Collected data entries:

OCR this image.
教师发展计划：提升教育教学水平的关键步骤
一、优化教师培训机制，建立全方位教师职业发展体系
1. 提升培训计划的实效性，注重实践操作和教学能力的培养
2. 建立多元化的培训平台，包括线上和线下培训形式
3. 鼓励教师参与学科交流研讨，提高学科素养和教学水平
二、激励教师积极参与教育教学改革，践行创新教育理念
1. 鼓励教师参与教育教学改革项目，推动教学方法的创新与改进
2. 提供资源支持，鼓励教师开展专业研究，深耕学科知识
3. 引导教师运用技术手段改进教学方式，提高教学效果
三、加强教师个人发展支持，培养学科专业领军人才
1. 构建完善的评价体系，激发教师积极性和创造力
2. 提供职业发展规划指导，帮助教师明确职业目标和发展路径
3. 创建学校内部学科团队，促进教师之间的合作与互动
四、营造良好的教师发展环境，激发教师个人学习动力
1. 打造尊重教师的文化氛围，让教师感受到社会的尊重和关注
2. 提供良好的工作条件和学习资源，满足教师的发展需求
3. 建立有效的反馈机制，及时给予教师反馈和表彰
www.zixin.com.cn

GIVEN PROBLEM:
Output the full listing exactly as it stands.

SOLUTION:
OCR this image.
教师发展计划：提升教育教学水平的关键步骤
一、优化教师培训机制，建立全方位教师职业发展体系
1. 提升培训计划的实效性，注重实践操作和教学能力的培养
2. 建立多元化的培训平台，包括线上和线下培训形式
3. 鼓励教师参与学科交流研讨，提高学科素养和教学水平
二、激励教师积极参与教育教学改革，践行创新教育理念
1. 鼓励教师参与教育教学改革项目，推动教学方法的创新与改进
2. 提供资源支持，鼓励教师开展专业研究，深耕学科知识
3. 引导教师运用技术手段改进教学方式，提高教学效果
三、加强教师个人发展支持，培养学科专业领军人才
1. 构建完善的评价体系，激发教师积极性和创造力
2. 提供职业发展规划指导，帮助教师明确职业目标和发展路径
3. 创建学校内部学科团队，促进教师之间的合作与互动
四、营造良好的教师发展环境，激发教师个人学习动力
1. 打造尊重教师的文化氛围，让教师感受到社会的尊重和关注
2. 提供良好的工作条件和学习资源，满足教师的发展需求
3. 建立有效的反馈机制，及时给予教师反馈和表彰
www.zixin.com.cn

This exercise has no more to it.